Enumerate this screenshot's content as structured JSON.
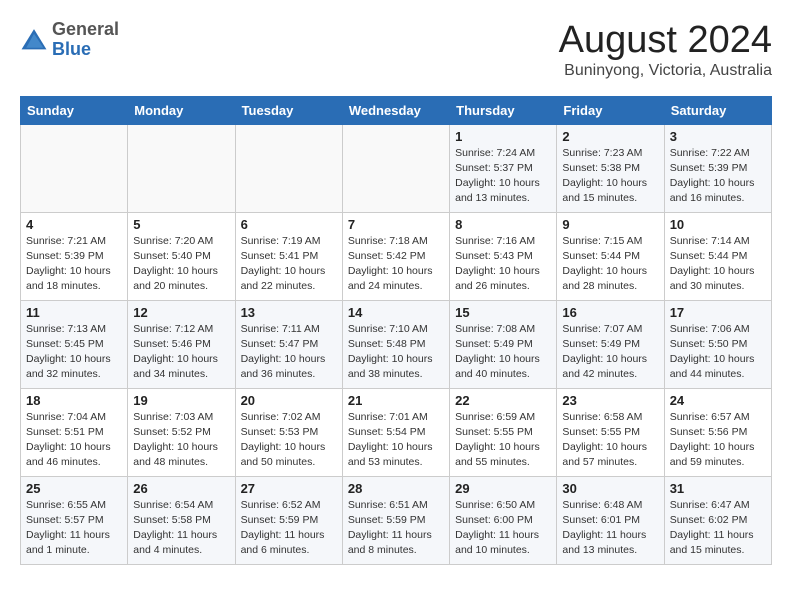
{
  "header": {
    "logo_general": "General",
    "logo_blue": "Blue",
    "title": "August 2024",
    "subtitle": "Buninyong, Victoria, Australia"
  },
  "days_of_week": [
    "Sunday",
    "Monday",
    "Tuesday",
    "Wednesday",
    "Thursday",
    "Friday",
    "Saturday"
  ],
  "weeks": [
    [
      {
        "day": "",
        "info": ""
      },
      {
        "day": "",
        "info": ""
      },
      {
        "day": "",
        "info": ""
      },
      {
        "day": "",
        "info": ""
      },
      {
        "day": "1",
        "info": "Sunrise: 7:24 AM\nSunset: 5:37 PM\nDaylight: 10 hours\nand 13 minutes."
      },
      {
        "day": "2",
        "info": "Sunrise: 7:23 AM\nSunset: 5:38 PM\nDaylight: 10 hours\nand 15 minutes."
      },
      {
        "day": "3",
        "info": "Sunrise: 7:22 AM\nSunset: 5:39 PM\nDaylight: 10 hours\nand 16 minutes."
      }
    ],
    [
      {
        "day": "4",
        "info": "Sunrise: 7:21 AM\nSunset: 5:39 PM\nDaylight: 10 hours\nand 18 minutes."
      },
      {
        "day": "5",
        "info": "Sunrise: 7:20 AM\nSunset: 5:40 PM\nDaylight: 10 hours\nand 20 minutes."
      },
      {
        "day": "6",
        "info": "Sunrise: 7:19 AM\nSunset: 5:41 PM\nDaylight: 10 hours\nand 22 minutes."
      },
      {
        "day": "7",
        "info": "Sunrise: 7:18 AM\nSunset: 5:42 PM\nDaylight: 10 hours\nand 24 minutes."
      },
      {
        "day": "8",
        "info": "Sunrise: 7:16 AM\nSunset: 5:43 PM\nDaylight: 10 hours\nand 26 minutes."
      },
      {
        "day": "9",
        "info": "Sunrise: 7:15 AM\nSunset: 5:44 PM\nDaylight: 10 hours\nand 28 minutes."
      },
      {
        "day": "10",
        "info": "Sunrise: 7:14 AM\nSunset: 5:44 PM\nDaylight: 10 hours\nand 30 minutes."
      }
    ],
    [
      {
        "day": "11",
        "info": "Sunrise: 7:13 AM\nSunset: 5:45 PM\nDaylight: 10 hours\nand 32 minutes."
      },
      {
        "day": "12",
        "info": "Sunrise: 7:12 AM\nSunset: 5:46 PM\nDaylight: 10 hours\nand 34 minutes."
      },
      {
        "day": "13",
        "info": "Sunrise: 7:11 AM\nSunset: 5:47 PM\nDaylight: 10 hours\nand 36 minutes."
      },
      {
        "day": "14",
        "info": "Sunrise: 7:10 AM\nSunset: 5:48 PM\nDaylight: 10 hours\nand 38 minutes."
      },
      {
        "day": "15",
        "info": "Sunrise: 7:08 AM\nSunset: 5:49 PM\nDaylight: 10 hours\nand 40 minutes."
      },
      {
        "day": "16",
        "info": "Sunrise: 7:07 AM\nSunset: 5:49 PM\nDaylight: 10 hours\nand 42 minutes."
      },
      {
        "day": "17",
        "info": "Sunrise: 7:06 AM\nSunset: 5:50 PM\nDaylight: 10 hours\nand 44 minutes."
      }
    ],
    [
      {
        "day": "18",
        "info": "Sunrise: 7:04 AM\nSunset: 5:51 PM\nDaylight: 10 hours\nand 46 minutes."
      },
      {
        "day": "19",
        "info": "Sunrise: 7:03 AM\nSunset: 5:52 PM\nDaylight: 10 hours\nand 48 minutes."
      },
      {
        "day": "20",
        "info": "Sunrise: 7:02 AM\nSunset: 5:53 PM\nDaylight: 10 hours\nand 50 minutes."
      },
      {
        "day": "21",
        "info": "Sunrise: 7:01 AM\nSunset: 5:54 PM\nDaylight: 10 hours\nand 53 minutes."
      },
      {
        "day": "22",
        "info": "Sunrise: 6:59 AM\nSunset: 5:55 PM\nDaylight: 10 hours\nand 55 minutes."
      },
      {
        "day": "23",
        "info": "Sunrise: 6:58 AM\nSunset: 5:55 PM\nDaylight: 10 hours\nand 57 minutes."
      },
      {
        "day": "24",
        "info": "Sunrise: 6:57 AM\nSunset: 5:56 PM\nDaylight: 10 hours\nand 59 minutes."
      }
    ],
    [
      {
        "day": "25",
        "info": "Sunrise: 6:55 AM\nSunset: 5:57 PM\nDaylight: 11 hours\nand 1 minute."
      },
      {
        "day": "26",
        "info": "Sunrise: 6:54 AM\nSunset: 5:58 PM\nDaylight: 11 hours\nand 4 minutes."
      },
      {
        "day": "27",
        "info": "Sunrise: 6:52 AM\nSunset: 5:59 PM\nDaylight: 11 hours\nand 6 minutes."
      },
      {
        "day": "28",
        "info": "Sunrise: 6:51 AM\nSunset: 5:59 PM\nDaylight: 11 hours\nand 8 minutes."
      },
      {
        "day": "29",
        "info": "Sunrise: 6:50 AM\nSunset: 6:00 PM\nDaylight: 11 hours\nand 10 minutes."
      },
      {
        "day": "30",
        "info": "Sunrise: 6:48 AM\nSunset: 6:01 PM\nDaylight: 11 hours\nand 13 minutes."
      },
      {
        "day": "31",
        "info": "Sunrise: 6:47 AM\nSunset: 6:02 PM\nDaylight: 11 hours\nand 15 minutes."
      }
    ]
  ]
}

____

**Exercise prompt**
Repeat verbatim all the material, but not the pictures.

**Task response**
Enumerate this screenshot's content as structured JSON.
{
  "header": {
    "logo_general": "General",
    "logo_blue": "Blue",
    "title": "August 2024",
    "subtitle": "Buninyong, Victoria, Australia"
  },
  "days_of_week": [
    "Sunday",
    "Monday",
    "Tuesday",
    "Wednesday",
    "Thursday",
    "Friday",
    "Saturday"
  ],
  "weeks": [
    [
      {
        "day": "",
        "info": ""
      },
      {
        "day": "",
        "info": ""
      },
      {
        "day": "",
        "info": ""
      },
      {
        "day": "",
        "info": ""
      },
      {
        "day": "1",
        "info": "Sunrise: 7:24 AM\nSunset: 5:37 PM\nDaylight: 10 hours\nand 13 minutes."
      },
      {
        "day": "2",
        "info": "Sunrise: 7:23 AM\nSunset: 5:38 PM\nDaylight: 10 hours\nand 15 minutes."
      },
      {
        "day": "3",
        "info": "Sunrise: 7:22 AM\nSunset: 5:39 PM\nDaylight: 10 hours\nand 16 minutes."
      }
    ],
    [
      {
        "day": "4",
        "info": "Sunrise: 7:21 AM\nSunset: 5:39 PM\nDaylight: 10 hours\nand 18 minutes."
      },
      {
        "day": "5",
        "info": "Sunrise: 7:20 AM\nSunset: 5:40 PM\nDaylight: 10 hours\nand 20 minutes."
      },
      {
        "day": "6",
        "info": "Sunrise: 7:19 AM\nSunset: 5:41 PM\nDaylight: 10 hours\nand 22 minutes."
      },
      {
        "day": "7",
        "info": "Sunrise: 7:18 AM\nSunset: 5:42 PM\nDaylight: 10 hours\nand 24 minutes."
      },
      {
        "day": "8",
        "info": "Sunrise: 7:16 AM\nSunset: 5:43 PM\nDaylight: 10 hours\nand 26 minutes."
      },
      {
        "day": "9",
        "info": "Sunrise: 7:15 AM\nSunset: 5:44 PM\nDaylight: 10 hours\nand 28 minutes."
      },
      {
        "day": "10",
        "info": "Sunrise: 7:14 AM\nSunset: 5:44 PM\nDaylight: 10 hours\nand 30 minutes."
      }
    ],
    [
      {
        "day": "11",
        "info": "Sunrise: 7:13 AM\nSunset: 5:45 PM\nDaylight: 10 hours\nand 32 minutes."
      },
      {
        "day": "12",
        "info": "Sunrise: 7:12 AM\nSunset: 5:46 PM\nDaylight: 10 hours\nand 34 minutes."
      },
      {
        "day": "13",
        "info": "Sunrise: 7:11 AM\nSunset: 5:47 PM\nDaylight: 10 hours\nand 36 minutes."
      },
      {
        "day": "14",
        "info": "Sunrise: 7:10 AM\nSunset: 5:48 PM\nDaylight: 10 hours\nand 38 minutes."
      },
      {
        "day": "15",
        "info": "Sunrise: 7:08 AM\nSunset: 5:49 PM\nDaylight: 10 hours\nand 40 minutes."
      },
      {
        "day": "16",
        "info": "Sunrise: 7:07 AM\nSunset: 5:49 PM\nDaylight: 10 hours\nand 42 minutes."
      },
      {
        "day": "17",
        "info": "Sunrise: 7:06 AM\nSunset: 5:50 PM\nDaylight: 10 hours\nand 44 minutes."
      }
    ],
    [
      {
        "day": "18",
        "info": "Sunrise: 7:04 AM\nSunset: 5:51 PM\nDaylight: 10 hours\nand 46 minutes."
      },
      {
        "day": "19",
        "info": "Sunrise: 7:03 AM\nSunset: 5:52 PM\nDaylight: 10 hours\nand 48 minutes."
      },
      {
        "day": "20",
        "info": "Sunrise: 7:02 AM\nSunset: 5:53 PM\nDaylight: 10 hours\nand 50 minutes."
      },
      {
        "day": "21",
        "info": "Sunrise: 7:01 AM\nSunset: 5:54 PM\nDaylight: 10 hours\nand 53 minutes."
      },
      {
        "day": "22",
        "info": "Sunrise: 6:59 AM\nSunset: 5:55 PM\nDaylight: 10 hours\nand 55 minutes."
      },
      {
        "day": "23",
        "info": "Sunrise: 6:58 AM\nSunset: 5:55 PM\nDaylight: 10 hours\nand 57 minutes."
      },
      {
        "day": "24",
        "info": "Sunrise: 6:57 AM\nSunset: 5:56 PM\nDaylight: 10 hours\nand 59 minutes."
      }
    ],
    [
      {
        "day": "25",
        "info": "Sunrise: 6:55 AM\nSunset: 5:57 PM\nDaylight: 11 hours\nand 1 minute."
      },
      {
        "day": "26",
        "info": "Sunrise: 6:54 AM\nSunset: 5:58 PM\nDaylight: 11 hours\nand 4 minutes."
      },
      {
        "day": "27",
        "info": "Sunrise: 6:52 AM\nSunset: 5:59 PM\nDaylight: 11 hours\nand 6 minutes."
      },
      {
        "day": "28",
        "info": "Sunrise: 6:51 AM\nSunset: 5:59 PM\nDaylight: 11 hours\nand 8 minutes."
      },
      {
        "day": "29",
        "info": "Sunrise: 6:50 AM\nSunset: 6:00 PM\nDaylight: 11 hours\nand 10 minutes."
      },
      {
        "day": "30",
        "info": "Sunrise: 6:48 AM\nSunset: 6:01 PM\nDaylight: 11 hours\nand 13 minutes."
      },
      {
        "day": "31",
        "info": "Sunrise: 6:47 AM\nSunset: 6:02 PM\nDaylight: 11 hours\nand 15 minutes."
      }
    ]
  ]
}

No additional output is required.